--- begin ---

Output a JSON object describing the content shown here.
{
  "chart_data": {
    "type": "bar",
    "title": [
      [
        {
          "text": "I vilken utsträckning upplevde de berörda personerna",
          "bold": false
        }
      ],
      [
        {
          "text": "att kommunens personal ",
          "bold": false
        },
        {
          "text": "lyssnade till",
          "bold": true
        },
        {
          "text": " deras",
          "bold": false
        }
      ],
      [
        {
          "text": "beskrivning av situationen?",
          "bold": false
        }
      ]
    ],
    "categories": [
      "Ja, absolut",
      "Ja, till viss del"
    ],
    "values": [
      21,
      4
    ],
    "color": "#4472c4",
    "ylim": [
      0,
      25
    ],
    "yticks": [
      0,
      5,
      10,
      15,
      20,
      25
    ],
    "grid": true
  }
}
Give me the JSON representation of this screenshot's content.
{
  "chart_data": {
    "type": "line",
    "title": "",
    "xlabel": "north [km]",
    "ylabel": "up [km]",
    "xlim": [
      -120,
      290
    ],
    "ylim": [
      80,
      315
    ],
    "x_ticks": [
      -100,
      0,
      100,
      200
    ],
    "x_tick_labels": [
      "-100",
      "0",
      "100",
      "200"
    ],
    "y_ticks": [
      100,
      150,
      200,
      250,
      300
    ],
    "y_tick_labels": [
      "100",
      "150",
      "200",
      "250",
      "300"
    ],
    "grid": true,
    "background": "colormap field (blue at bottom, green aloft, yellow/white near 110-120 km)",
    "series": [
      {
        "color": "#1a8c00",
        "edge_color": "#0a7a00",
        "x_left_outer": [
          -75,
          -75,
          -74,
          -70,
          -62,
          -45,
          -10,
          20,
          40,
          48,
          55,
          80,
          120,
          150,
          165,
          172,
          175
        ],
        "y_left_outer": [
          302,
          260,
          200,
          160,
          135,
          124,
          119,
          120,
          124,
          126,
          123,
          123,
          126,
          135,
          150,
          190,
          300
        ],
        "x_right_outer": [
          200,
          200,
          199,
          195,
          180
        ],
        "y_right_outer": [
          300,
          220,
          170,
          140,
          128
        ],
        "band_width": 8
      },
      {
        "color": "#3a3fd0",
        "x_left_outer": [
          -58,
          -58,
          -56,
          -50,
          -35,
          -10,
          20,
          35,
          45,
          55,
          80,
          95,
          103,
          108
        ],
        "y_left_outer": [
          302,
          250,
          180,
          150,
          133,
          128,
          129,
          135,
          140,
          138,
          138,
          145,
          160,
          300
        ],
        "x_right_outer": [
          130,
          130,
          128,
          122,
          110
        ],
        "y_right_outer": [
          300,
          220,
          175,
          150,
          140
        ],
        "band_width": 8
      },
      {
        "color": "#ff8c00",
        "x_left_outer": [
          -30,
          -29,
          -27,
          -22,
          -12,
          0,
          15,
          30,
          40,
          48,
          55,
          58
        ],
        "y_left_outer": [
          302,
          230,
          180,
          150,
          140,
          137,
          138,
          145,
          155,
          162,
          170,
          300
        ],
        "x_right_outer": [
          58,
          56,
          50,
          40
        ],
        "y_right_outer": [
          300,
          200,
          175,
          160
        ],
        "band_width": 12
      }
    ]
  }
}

--- end ---

• [Prompt] Transcribe every line of the data, exactly as it stands.

• [Solution for this task]
Output a JSON object describing the content shown here.
{
  "chart_data": {
    "type": "bar",
    "title": [
      [
        {
          "text": "I vilken utsträckning upplevde de berörda personerna",
          "bold": false
        }
      ],
      [
        {
          "text": "att kommunens personal ",
          "bold": false
        },
        {
          "text": "lyssnade till",
          "bold": true
        },
        {
          "text": " deras",
          "bold": false
        }
      ],
      [
        {
          "text": "beskrivning av situationen?",
          "bold": false
        }
      ]
    ],
    "categories": [
      "Ja, absolut",
      "Ja, till viss del"
    ],
    "values": [
      21,
      4
    ],
    "color": "#4472c4",
    "ylim": [
      0,
      25
    ],
    "yticks": [
      0,
      5,
      10,
      15,
      20,
      25
    ],
    "grid": true
  }
}
Give me the JSON representation of this screenshot's content.
{
  "chart_data": {
    "type": "line",
    "title": "",
    "xlabel": "north [km]",
    "ylabel": "up [km]",
    "xlim": [
      -120,
      290
    ],
    "ylim": [
      80,
      315
    ],
    "x_ticks": [
      -100,
      0,
      100,
      200
    ],
    "x_tick_labels": [
      "-100",
      "0",
      "100",
      "200"
    ],
    "y_ticks": [
      100,
      150,
      200,
      250,
      300
    ],
    "y_tick_labels": [
      "100",
      "150",
      "200",
      "250",
      "300"
    ],
    "grid": true,
    "background": "colormap field (blue at bottom, green aloft, yellow/white near 110-120 km)",
    "series": [
      {
        "color": "#1a8c00",
        "edge_color": "#0a7a00",
        "x_left_outer": [
          -75,
          -75,
          -74,
          -70,
          -62,
          -45,
          -10,
          20,
          40,
          48,
          55,
          80,
          120,
          150,
          165,
          172,
          175
        ],
        "y_left_outer": [
          302,
          260,
          200,
          160,
          135,
          124,
          119,
          120,
          124,
          126,
          123,
          123,
          126,
          135,
          150,
          190,
          300
        ],
        "x_right_outer": [
          200,
          200,
          199,
          195,
          180
        ],
        "y_right_outer": [
          300,
          220,
          170,
          140,
          128
        ],
        "band_width": 8
      },
      {
        "color": "#3a3fd0",
        "x_left_outer": [
          -58,
          -58,
          -56,
          -50,
          -35,
          -10,
          20,
          35,
          45,
          55,
          80,
          95,
          103,
          108
        ],
        "y_left_outer": [
          302,
          250,
          180,
          150,
          133,
          128,
          129,
          135,
          140,
          138,
          138,
          145,
          160,
          300
        ],
        "x_right_outer": [
          130,
          130,
          128,
          122,
          110
        ],
        "y_right_outer": [
          300,
          220,
          175,
          150,
          140
        ],
        "band_width": 8
      },
      {
        "color": "#ff8c00",
        "x_left_outer": [
          -30,
          -29,
          -27,
          -22,
          -12,
          0,
          15,
          30,
          40,
          48,
          55,
          58
        ],
        "y_left_outer": [
          302,
          230,
          180,
          150,
          140,
          137,
          138,
          145,
          155,
          162,
          170,
          300
        ],
        "x_right_outer": [
          58,
          56,
          50,
          40
        ],
        "y_right_outer": [
          300,
          200,
          175,
          160
        ],
        "band_width": 12
      }
    ]
  }
}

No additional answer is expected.